MATERIAL FOR THIS EXERCISE:
|---|

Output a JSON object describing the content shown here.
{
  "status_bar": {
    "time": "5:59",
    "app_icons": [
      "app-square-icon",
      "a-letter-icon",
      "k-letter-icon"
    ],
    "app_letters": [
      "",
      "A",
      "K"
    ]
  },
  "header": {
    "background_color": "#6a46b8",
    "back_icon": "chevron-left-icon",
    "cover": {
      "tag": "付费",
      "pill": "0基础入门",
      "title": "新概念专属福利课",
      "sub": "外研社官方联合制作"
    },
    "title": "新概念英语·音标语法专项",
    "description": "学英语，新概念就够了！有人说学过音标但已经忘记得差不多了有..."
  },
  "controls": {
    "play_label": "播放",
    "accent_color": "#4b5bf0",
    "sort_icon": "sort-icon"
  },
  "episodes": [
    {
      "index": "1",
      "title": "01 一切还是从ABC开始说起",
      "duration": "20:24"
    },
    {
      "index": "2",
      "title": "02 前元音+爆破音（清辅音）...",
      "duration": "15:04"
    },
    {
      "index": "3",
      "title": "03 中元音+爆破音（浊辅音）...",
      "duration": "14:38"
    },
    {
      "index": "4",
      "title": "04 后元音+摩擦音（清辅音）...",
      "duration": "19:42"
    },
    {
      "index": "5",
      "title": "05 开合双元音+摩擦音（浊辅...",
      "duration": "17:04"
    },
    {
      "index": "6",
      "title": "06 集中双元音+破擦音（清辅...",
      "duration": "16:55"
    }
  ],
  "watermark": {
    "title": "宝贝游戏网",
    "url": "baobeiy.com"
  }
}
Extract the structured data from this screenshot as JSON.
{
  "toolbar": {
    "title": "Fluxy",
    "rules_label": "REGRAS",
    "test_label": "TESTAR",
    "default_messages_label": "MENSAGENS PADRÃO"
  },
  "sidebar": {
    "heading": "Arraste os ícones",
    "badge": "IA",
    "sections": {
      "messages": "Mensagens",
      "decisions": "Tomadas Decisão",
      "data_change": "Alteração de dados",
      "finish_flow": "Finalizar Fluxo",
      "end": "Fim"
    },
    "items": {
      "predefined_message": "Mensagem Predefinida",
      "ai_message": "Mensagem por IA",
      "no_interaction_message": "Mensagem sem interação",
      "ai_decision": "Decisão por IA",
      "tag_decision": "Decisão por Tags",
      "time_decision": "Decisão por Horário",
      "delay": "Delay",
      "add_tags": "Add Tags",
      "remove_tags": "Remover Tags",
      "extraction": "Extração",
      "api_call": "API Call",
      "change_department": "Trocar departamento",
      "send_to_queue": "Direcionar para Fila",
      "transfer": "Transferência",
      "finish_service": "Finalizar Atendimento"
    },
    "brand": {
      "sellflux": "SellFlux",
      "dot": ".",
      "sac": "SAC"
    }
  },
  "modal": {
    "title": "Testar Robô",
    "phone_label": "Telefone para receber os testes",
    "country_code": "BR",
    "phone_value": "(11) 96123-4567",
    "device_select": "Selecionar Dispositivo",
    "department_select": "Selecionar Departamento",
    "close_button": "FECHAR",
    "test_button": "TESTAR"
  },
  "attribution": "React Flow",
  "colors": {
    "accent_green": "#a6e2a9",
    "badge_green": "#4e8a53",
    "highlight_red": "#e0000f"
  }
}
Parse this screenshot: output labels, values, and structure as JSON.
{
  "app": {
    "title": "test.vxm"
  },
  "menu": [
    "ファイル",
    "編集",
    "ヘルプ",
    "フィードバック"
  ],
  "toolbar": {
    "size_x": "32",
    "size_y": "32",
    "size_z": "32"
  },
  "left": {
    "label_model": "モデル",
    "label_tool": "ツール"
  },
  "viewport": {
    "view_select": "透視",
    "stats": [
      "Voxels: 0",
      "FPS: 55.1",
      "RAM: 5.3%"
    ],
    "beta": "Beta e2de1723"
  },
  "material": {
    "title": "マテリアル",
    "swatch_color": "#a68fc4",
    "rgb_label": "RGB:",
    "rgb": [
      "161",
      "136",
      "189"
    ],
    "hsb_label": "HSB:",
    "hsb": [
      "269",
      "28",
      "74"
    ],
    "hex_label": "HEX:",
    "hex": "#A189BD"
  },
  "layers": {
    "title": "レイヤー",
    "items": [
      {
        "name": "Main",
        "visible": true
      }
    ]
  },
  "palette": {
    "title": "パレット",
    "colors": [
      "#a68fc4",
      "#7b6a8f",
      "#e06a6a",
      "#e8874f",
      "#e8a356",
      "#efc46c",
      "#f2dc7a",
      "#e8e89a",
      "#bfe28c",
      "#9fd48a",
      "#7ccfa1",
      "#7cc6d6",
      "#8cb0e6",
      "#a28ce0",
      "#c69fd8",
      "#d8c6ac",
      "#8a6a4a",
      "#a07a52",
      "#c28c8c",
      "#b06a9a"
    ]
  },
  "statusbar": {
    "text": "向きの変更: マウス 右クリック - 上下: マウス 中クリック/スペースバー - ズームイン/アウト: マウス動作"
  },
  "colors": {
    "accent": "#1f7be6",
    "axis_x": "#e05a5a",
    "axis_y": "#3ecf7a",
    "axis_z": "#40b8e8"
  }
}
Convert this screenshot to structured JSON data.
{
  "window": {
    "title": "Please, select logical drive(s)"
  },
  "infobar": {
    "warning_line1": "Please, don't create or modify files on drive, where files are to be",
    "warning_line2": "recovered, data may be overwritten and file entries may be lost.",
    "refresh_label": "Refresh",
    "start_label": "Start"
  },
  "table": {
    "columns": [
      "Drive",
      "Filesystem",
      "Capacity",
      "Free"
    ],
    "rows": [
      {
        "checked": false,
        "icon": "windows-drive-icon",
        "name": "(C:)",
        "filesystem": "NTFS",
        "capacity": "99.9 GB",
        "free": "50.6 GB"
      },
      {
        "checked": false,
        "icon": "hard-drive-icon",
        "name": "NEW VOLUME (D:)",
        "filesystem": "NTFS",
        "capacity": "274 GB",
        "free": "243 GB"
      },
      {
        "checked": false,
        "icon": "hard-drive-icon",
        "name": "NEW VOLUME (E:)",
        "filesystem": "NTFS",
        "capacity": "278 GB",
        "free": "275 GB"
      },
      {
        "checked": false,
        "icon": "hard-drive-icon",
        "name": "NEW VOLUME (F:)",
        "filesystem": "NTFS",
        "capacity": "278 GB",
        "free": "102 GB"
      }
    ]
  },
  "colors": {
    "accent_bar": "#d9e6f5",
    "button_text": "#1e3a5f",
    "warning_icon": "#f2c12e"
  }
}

|---|

YOUR TASK:
Nothing in the data may differ; print all of it exactly as written.

SOLUTION BELOW:
Output a JSON object describing the content shown here.
{
  "status_bar": {
    "time": "5:59",
    "app_icons": [
      "app-square-icon",
      "a-letter-icon",
      "k-letter-icon"
    ],
    "app_letters": [
      "",
      "A",
      "K"
    ]
  },
  "header": {
    "background_color": "#6a46b8",
    "back_icon": "chevron-left-icon",
    "cover": {
      "tag": "付费",
      "pill": "0基础入门",
      "title": "新概念专属福利课",
      "sub": "外研社官方联合制作"
    },
    "title": "新概念英语·音标语法专项",
    "description": "学英语，新概念就够了！有人说学过音标但已经忘记得差不多了有..."
  },
  "controls": {
    "play_label": "播放",
    "accent_color": "#4b5bf0",
    "sort_icon": "sort-icon"
  },
  "episodes": [
    {
      "index": "1",
      "title": "01 一切还是从ABC开始说起",
      "duration": "20:24"
    },
    {
      "index": "2",
      "title": "02 前元音+爆破音（清辅音）...",
      "duration": "15:04"
    },
    {
      "index": "3",
      "title": "03 中元音+爆破音（浊辅音）...",
      "duration": "14:38"
    },
    {
      "index": "4",
      "title": "04 后元音+摩擦音（清辅音）...",
      "duration": "19:42"
    },
    {
      "index": "5",
      "title": "05 开合双元音+摩擦音（浊辅...",
      "duration": "17:04"
    },
    {
      "index": "6",
      "title": "06 集中双元音+破擦音（清辅...",
      "duration": "16:55"
    }
  ],
  "watermark": {
    "title": "宝贝游戏网",
    "url": "baobeiy.com"
  }
}
Extract the structured data from this screenshot as JSON.
{
  "toolbar": {
    "title": "Fluxy",
    "rules_label": "REGRAS",
    "test_label": "TESTAR",
    "default_messages_label": "MENSAGENS PADRÃO"
  },
  "sidebar": {
    "heading": "Arraste os ícones",
    "badge": "IA",
    "sections": {
      "messages": "Mensagens",
      "decisions": "Tomadas Decisão",
      "data_change": "Alteração de dados",
      "finish_flow": "Finalizar Fluxo",
      "end": "Fim"
    },
    "items": {
      "predefined_message": "Mensagem Predefinida",
      "ai_message": "Mensagem por IA",
      "no_interaction_message": "Mensagem sem interação",
      "ai_decision": "Decisão por IA",
      "tag_decision": "Decisão por Tags",
      "time_decision": "Decisão por Horário",
      "delay": "Delay",
      "add_tags": "Add Tags",
      "remove_tags": "Remover Tags",
      "extraction": "Extração",
      "api_call": "API Call",
      "change_department": "Trocar departamento",
      "send_to_queue": "Direcionar para Fila",
      "transfer": "Transferência",
      "finish_service": "Finalizar Atendimento"
    },
    "brand": {
      "sellflux": "SellFlux",
      "dot": ".",
      "sac": "SAC"
    }
  },
  "modal": {
    "title": "Testar Robô",
    "phone_label": "Telefone para receber os testes",
    "country_code": "BR",
    "phone_value": "(11) 96123-4567",
    "device_select": "Selecionar Dispositivo",
    "department_select": "Selecionar Departamento",
    "close_button": "FECHAR",
    "test_button": "TESTAR"
  },
  "attribution": "React Flow",
  "colors": {
    "accent_green": "#a6e2a9",
    "badge_green": "#4e8a53",
    "highlight_red": "#e0000f"
  }
}
Parse this screenshot: output labels, values, and structure as JSON.
{
  "app": {
    "title": "test.vxm"
  },
  "menu": [
    "ファイル",
    "編集",
    "ヘルプ",
    "フィードバック"
  ],
  "toolbar": {
    "size_x": "32",
    "size_y": "32",
    "size_z": "32"
  },
  "left": {
    "label_model": "モデル",
    "label_tool": "ツール"
  },
  "viewport": {
    "view_select": "透視",
    "stats": [
      "Voxels: 0",
      "FPS: 55.1",
      "RAM: 5.3%"
    ],
    "beta": "Beta e2de1723"
  },
  "material": {
    "title": "マテリアル",
    "swatch_color": "#a68fc4",
    "rgb_label": "RGB:",
    "rgb": [
      "161",
      "136",
      "189"
    ],
    "hsb_label": "HSB:",
    "hsb": [
      "269",
      "28",
      "74"
    ],
    "hex_label": "HEX:",
    "hex": "#A189BD"
  },
  "layers": {
    "title": "レイヤー",
    "items": [
      {
        "name": "Main",
        "visible": true
      }
    ]
  },
  "palette": {
    "title": "パレット",
    "colors": [
      "#a68fc4",
      "#7b6a8f",
      "#e06a6a",
      "#e8874f",
      "#e8a356",
      "#efc46c",
      "#f2dc7a",
      "#e8e89a",
      "#bfe28c",
      "#9fd48a",
      "#7ccfa1",
      "#7cc6d6",
      "#8cb0e6",
      "#a28ce0",
      "#c69fd8",
      "#d8c6ac",
      "#8a6a4a",
      "#a07a52",
      "#c28c8c",
      "#b06a9a"
    ]
  },
  "statusbar": {
    "text": "向きの変更: マウス 右クリック - 上下: マウス 中クリック/スペースバー - ズームイン/アウト: マウス動作"
  },
  "colors": {
    "accent": "#1f7be6",
    "axis_x": "#e05a5a",
    "axis_y": "#3ecf7a",
    "axis_z": "#40b8e8"
  }
}
Convert this screenshot to structured JSON data.
{
  "window": {
    "title": "Please, select logical drive(s)"
  },
  "infobar": {
    "warning_line1": "Please, don't create or modify files on drive, where files are to be",
    "warning_line2": "recovered, data may be overwritten and file entries may be lost.",
    "refresh_label": "Refresh",
    "start_label": "Start"
  },
  "table": {
    "columns": [
      "Drive",
      "Filesystem",
      "Capacity",
      "Free"
    ],
    "rows": [
      {
        "checked": false,
        "icon": "windows-drive-icon",
        "name": "(C:)",
        "filesystem": "NTFS",
        "capacity": "99.9 GB",
        "free": "50.6 GB"
      },
      {
        "checked": false,
        "icon": "hard-drive-icon",
        "name": "NEW VOLUME (D:)",
        "filesystem": "NTFS",
        "capacity": "274 GB",
        "free": "243 GB"
      },
      {
        "checked": false,
        "icon": "hard-drive-icon",
        "name": "NEW VOLUME (E:)",
        "filesystem": "NTFS",
        "capacity": "278 GB",
        "free": "275 GB"
      },
      {
        "checked": false,
        "icon": "hard-drive-icon",
        "name": "NEW VOLUME (F:)",
        "filesystem": "NTFS",
        "capacity": "278 GB",
        "free": "102 GB"
      }
    ]
  },
  "colors": {
    "accent_bar": "#d9e6f5",
    "button_text": "#1e3a5f",
    "warning_icon": "#f2c12e"
  }
}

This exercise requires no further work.